→ READING PASSAGE
(begin)
# Good Beer Week



## Fents (16/5/11)

All Melb crew you probably already know all this but just a little reminder...

http://www.goodbeerweek.com/

Lots and lots of good beer stuff happening this week around the place, get stuck into it.

:kooi:


----------



## Pennywise (16/5/11)

Surprised there hasn't been more talk of this on here. I'm hoping to get along to at least one event to support


----------



## jayse (16/5/11)

I'll be there just after lunch friday, looking forward to it.
No real plans yet outside the aiba dinner and exhibitor tasting, most likely drunken crawling around the ussual haunts.
Outside being suited up for the dinner if you notice a couple dudes in brewboys tees its most likely us.


----------



## Leigh (16/5/11)

Managed to score a couple of AIBA tickets, so will be haunting MCEC on Friday evening.


----------



## barabool (16/5/11)

This is the blurb

"Multinational beer companies and obscure microbreweries aren't supposed to get on. Yet sometimes the love of good beer can conquer all.

That's what happened for Australia's inaugural Good Beer Week when brewers from fledgling brewery Moon Dog and Matilda Bay, the craft beer arm of the Foster's giant, joined forces with Melbourne brewing legends Mountain Goat to create a one-off collaborative brew, a never-to-be-named Belgian Dubbel featuring enough raisins to ruin a blender, dark muscovado sugar and Belgian waffles.Nice video of the event"

Nice video here


----------



## Ross (16/5/11)

Heading down Wednesday morning & returning sunday...should be a great week.

Showcasing 5 of our brews at a private function starting at 9pm at Biero on the Wednesday, so if you're around & want to say hello, give us a call.

Obama IPA - 6.4% Black IPA
Cunning Ninja's Imp IPA - 10.7%
Bacchus GMT+10 Porter - 6.4% 
Bacchus Bushfire - Smoked Rye Schwarzbier 6.4%
Bacchus Red Cock Ale - 5.6% 

Cheers Ross


----------



## manticle (16/5/11)

Going to alestars at the taphouse on Tuesday. I was thinking about going to bier-o just for drinks on Thursday.
(end)
→ DATASET CONTENT
(begin)
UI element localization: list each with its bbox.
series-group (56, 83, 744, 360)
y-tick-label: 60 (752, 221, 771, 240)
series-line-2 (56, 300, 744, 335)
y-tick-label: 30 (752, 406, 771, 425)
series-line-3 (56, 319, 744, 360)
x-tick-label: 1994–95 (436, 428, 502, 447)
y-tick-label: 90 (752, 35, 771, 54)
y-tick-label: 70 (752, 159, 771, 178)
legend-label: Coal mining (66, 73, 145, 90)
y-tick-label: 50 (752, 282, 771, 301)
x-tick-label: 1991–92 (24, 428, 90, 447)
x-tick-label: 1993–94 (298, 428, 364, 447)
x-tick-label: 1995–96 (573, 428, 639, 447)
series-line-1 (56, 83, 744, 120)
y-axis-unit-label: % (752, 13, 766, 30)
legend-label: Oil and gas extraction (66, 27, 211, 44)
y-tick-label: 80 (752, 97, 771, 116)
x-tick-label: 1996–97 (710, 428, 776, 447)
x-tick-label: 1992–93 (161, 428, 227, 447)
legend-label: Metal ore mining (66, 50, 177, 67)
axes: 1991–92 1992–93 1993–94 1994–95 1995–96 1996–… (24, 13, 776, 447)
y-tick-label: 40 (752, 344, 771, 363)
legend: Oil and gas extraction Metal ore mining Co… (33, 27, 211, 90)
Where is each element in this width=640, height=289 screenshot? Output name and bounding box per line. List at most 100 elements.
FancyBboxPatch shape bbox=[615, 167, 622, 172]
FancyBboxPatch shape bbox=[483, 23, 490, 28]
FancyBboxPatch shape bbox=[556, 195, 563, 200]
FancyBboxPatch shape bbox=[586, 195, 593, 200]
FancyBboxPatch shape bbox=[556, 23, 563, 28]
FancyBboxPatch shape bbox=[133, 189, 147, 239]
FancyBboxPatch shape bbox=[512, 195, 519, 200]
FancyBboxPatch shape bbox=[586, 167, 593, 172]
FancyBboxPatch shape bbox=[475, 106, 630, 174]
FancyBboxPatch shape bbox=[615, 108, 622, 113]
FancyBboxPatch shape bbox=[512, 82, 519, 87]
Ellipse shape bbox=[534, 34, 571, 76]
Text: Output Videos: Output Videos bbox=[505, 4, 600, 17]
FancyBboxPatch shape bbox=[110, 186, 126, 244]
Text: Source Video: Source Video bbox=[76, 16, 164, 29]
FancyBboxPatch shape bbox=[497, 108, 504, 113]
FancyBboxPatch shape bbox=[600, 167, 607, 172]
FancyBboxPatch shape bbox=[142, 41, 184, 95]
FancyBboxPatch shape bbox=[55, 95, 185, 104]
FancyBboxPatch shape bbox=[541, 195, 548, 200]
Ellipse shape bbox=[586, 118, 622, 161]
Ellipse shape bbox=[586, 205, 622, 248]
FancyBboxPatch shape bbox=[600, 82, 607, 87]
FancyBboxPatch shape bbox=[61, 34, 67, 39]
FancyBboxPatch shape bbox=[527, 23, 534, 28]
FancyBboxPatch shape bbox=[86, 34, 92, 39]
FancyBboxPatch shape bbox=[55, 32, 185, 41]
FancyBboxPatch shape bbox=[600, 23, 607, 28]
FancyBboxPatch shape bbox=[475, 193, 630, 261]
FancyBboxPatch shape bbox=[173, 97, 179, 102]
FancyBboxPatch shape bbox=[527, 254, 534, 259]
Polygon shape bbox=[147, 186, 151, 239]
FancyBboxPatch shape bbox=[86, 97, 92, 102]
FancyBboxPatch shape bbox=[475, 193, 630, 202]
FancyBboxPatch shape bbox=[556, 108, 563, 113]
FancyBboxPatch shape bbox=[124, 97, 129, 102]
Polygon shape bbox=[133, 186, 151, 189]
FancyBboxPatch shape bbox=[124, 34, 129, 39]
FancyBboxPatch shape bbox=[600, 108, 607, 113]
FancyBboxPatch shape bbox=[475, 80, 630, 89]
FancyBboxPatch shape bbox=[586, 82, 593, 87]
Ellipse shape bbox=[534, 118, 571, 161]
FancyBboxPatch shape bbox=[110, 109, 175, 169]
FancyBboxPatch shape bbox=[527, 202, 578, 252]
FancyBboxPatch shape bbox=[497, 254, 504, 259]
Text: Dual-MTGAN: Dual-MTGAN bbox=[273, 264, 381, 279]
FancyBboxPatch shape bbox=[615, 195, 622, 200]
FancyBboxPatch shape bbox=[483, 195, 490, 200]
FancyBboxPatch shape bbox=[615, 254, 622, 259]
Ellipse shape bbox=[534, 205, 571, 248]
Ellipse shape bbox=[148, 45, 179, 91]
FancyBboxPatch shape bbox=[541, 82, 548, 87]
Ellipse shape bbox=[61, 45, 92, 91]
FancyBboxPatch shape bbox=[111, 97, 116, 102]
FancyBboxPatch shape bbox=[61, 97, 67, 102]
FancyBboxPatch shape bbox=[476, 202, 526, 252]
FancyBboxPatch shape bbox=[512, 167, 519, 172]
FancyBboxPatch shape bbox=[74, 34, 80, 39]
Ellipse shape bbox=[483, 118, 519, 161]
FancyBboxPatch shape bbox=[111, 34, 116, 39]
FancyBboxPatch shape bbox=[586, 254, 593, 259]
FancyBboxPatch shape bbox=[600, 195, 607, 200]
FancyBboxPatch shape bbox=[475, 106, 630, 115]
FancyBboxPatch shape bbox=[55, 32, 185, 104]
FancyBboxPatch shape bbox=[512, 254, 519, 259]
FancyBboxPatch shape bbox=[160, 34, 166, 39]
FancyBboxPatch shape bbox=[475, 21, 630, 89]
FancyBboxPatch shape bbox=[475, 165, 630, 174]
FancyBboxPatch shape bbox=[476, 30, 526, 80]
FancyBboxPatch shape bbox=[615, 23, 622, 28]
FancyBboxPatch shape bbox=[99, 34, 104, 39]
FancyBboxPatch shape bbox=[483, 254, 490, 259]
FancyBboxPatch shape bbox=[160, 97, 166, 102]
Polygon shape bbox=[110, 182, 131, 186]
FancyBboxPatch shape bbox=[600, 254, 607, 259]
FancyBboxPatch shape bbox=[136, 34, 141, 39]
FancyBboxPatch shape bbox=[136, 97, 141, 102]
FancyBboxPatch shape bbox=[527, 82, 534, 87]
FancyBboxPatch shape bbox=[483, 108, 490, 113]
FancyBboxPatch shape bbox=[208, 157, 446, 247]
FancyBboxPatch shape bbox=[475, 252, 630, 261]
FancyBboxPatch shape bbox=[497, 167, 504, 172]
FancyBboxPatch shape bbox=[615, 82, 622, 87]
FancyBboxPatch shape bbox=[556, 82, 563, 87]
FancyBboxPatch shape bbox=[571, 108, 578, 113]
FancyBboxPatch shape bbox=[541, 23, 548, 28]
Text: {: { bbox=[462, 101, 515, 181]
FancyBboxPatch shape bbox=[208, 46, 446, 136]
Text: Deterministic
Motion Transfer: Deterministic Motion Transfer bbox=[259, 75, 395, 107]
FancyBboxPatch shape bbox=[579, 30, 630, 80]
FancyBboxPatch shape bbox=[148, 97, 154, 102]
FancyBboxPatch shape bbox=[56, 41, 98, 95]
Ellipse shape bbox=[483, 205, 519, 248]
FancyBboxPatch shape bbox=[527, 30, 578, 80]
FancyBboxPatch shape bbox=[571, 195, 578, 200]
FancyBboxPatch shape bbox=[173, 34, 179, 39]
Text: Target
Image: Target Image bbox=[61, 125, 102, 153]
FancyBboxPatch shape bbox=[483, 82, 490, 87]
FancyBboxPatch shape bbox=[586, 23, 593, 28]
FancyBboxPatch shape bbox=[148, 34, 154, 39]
(end)
→ EXERCISE INSTRUCTIONS
A) In the Good Beer Week thread, at what time does Ross's private function at Biero start?
B) Please quote the Good Beer Week thread from "http://www.goodbeerweek.com/" up to and including "## Pennywise (16/5/11)".
The listing has no connection to the Good Beer Week thread.

→ RESULTS OF THE TASKS
A) It starts at 9pm on the Wednesday.

B)
http://www.goodbeerweek.com/

Lots and lots of good beer stuff happening this week around the place, get stuck into it.

:kooi:


----------



## Pennywise (16/5/11)